Nutrition Per Serving

VIEW ALL
CALORIES
289
FAT
12.0 g
PROTEIN
12.7 g
CARBS
36.0 g

Author's Notes

Both skimmed or full-fat coconut milk can be used.

Dal can be stored in the fridge for 4 days, and in the freezer for up to 3 months.

Cooking Instructions

HIDE IMAGES
Step 1
Adjust the instant pot to the "saute" settings. Heat up some oil in the pot. Add in the Red Onion (1) and cook until caramelized, about 3-4 minutes.
Step 2
Add in the Garlic (3 cloves) and saute it for another 1-2 minutes, until the garlic is browned.
Step 3
Toss in the Tomatoes (2) , Cumin Seeds (1 tsp) , Chili Powder (1/2 tsp) , Ground Ginger (1/2 tsp) , Ground Turmeric (1/2 tsp) , Salt (3/4 tsp) and cook until the tomatoes have softened and the spices are fragrant about 4-5 minutes. Press the "cancel" button to stop sauteing.

+===+

### Questions
A) Do these statements agree with the dal recipe above? Answer yes or no for each, quoting the words from the recipe that decide it.
(i) The recipe uses 3 cloves of garlic.
(ii) Dal keeps in the freezer for up to 6 months.
(iii) Only full-fat coconut milk can be used.
B) In the dal recipe above, how long is the red onion cooked in Step 1?
C) Please write the next steps of the dal recipe above, starting after Step 3.

### Extracted entries
+===+

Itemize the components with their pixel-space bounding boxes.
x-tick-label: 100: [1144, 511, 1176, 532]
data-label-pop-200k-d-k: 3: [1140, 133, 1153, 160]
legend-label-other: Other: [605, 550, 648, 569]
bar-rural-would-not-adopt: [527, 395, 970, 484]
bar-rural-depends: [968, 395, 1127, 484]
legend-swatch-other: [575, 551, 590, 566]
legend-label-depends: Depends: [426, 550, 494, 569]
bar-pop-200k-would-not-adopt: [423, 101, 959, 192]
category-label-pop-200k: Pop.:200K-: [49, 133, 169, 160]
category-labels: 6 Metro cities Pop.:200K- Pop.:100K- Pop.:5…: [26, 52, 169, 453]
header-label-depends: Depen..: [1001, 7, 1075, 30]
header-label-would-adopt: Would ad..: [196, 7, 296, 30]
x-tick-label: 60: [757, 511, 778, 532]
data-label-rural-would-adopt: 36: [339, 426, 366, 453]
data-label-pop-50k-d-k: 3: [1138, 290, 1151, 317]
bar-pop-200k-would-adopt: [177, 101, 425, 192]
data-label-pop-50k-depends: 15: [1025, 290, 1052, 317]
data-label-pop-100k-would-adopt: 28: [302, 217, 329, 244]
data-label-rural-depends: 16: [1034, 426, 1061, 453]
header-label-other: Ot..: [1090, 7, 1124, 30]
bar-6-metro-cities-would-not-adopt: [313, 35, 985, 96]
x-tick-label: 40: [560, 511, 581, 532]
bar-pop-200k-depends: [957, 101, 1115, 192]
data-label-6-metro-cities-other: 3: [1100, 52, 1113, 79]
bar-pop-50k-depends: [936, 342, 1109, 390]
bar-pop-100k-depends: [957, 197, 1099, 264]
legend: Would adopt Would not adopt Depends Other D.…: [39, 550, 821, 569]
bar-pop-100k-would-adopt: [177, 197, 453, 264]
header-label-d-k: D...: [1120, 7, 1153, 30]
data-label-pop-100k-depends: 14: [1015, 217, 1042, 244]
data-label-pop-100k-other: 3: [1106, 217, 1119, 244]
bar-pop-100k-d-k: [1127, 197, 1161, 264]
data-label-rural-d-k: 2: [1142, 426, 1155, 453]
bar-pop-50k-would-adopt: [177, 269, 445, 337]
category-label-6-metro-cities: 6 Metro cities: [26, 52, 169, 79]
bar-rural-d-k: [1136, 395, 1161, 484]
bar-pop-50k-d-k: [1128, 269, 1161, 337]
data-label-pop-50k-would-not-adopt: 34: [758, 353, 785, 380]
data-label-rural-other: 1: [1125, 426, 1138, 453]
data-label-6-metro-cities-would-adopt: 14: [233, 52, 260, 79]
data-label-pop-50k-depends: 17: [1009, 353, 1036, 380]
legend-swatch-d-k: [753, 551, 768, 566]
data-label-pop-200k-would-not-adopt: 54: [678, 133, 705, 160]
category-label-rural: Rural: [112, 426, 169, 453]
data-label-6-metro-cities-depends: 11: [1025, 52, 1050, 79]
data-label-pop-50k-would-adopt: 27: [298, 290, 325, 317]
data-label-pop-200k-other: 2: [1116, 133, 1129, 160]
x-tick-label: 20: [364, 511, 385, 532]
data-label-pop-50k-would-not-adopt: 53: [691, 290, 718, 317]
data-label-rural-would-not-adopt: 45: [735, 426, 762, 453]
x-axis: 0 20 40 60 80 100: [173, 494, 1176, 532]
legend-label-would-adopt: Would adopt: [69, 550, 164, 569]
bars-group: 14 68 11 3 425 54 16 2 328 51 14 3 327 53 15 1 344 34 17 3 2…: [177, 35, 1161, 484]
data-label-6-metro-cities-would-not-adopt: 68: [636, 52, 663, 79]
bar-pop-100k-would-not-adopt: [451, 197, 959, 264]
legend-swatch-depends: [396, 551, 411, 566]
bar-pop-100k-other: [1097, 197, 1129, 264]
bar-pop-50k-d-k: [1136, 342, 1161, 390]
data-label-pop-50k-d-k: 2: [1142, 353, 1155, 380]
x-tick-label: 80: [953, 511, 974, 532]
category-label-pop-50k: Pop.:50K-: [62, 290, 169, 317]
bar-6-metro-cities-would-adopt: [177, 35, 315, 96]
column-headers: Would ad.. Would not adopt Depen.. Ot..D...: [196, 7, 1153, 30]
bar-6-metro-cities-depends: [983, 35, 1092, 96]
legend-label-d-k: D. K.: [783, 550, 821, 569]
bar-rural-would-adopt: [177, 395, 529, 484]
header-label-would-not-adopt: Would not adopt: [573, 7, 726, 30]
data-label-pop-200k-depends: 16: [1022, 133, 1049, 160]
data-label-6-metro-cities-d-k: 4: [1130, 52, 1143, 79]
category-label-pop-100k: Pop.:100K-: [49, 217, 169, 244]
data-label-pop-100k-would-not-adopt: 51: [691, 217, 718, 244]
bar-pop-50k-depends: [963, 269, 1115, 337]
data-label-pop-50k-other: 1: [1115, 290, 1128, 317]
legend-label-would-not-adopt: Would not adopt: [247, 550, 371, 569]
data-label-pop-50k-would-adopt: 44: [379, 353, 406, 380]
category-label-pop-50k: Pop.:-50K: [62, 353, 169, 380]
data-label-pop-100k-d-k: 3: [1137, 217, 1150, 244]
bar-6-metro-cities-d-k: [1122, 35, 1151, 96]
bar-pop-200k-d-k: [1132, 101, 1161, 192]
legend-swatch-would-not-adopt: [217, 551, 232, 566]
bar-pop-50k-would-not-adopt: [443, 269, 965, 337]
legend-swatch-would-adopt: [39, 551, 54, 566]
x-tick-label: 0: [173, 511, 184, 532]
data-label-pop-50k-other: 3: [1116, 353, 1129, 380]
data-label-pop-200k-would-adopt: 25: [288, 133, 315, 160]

+===+

### Responses per task
A)
(i) Yes: "Add in the Garlic (3 cloves)"
(ii) No: "in the freezer for up to 3 months"
(iii) No: "Both skimmed or full-fat coconut milk can be used."

B) Until caramelized, about 3-4 minutes.

C)
Step 4
Transfer in the Red Lentils (1 cup) , GOYA® Coconut Milk (3/4 cup) , Water (2 cups) and place the lid on. Select the pressure cook settings and cook it at high pressure for 10 minutes.
Step 5
When the timer goes off and a beep sound can be heard, let the pressure release naturally for 10 minutes before removing the excess pressure.
Step 6
Give the dal a quick stir, adding more salt if necessary. Serve it with some brown rice or chapati and enjoy!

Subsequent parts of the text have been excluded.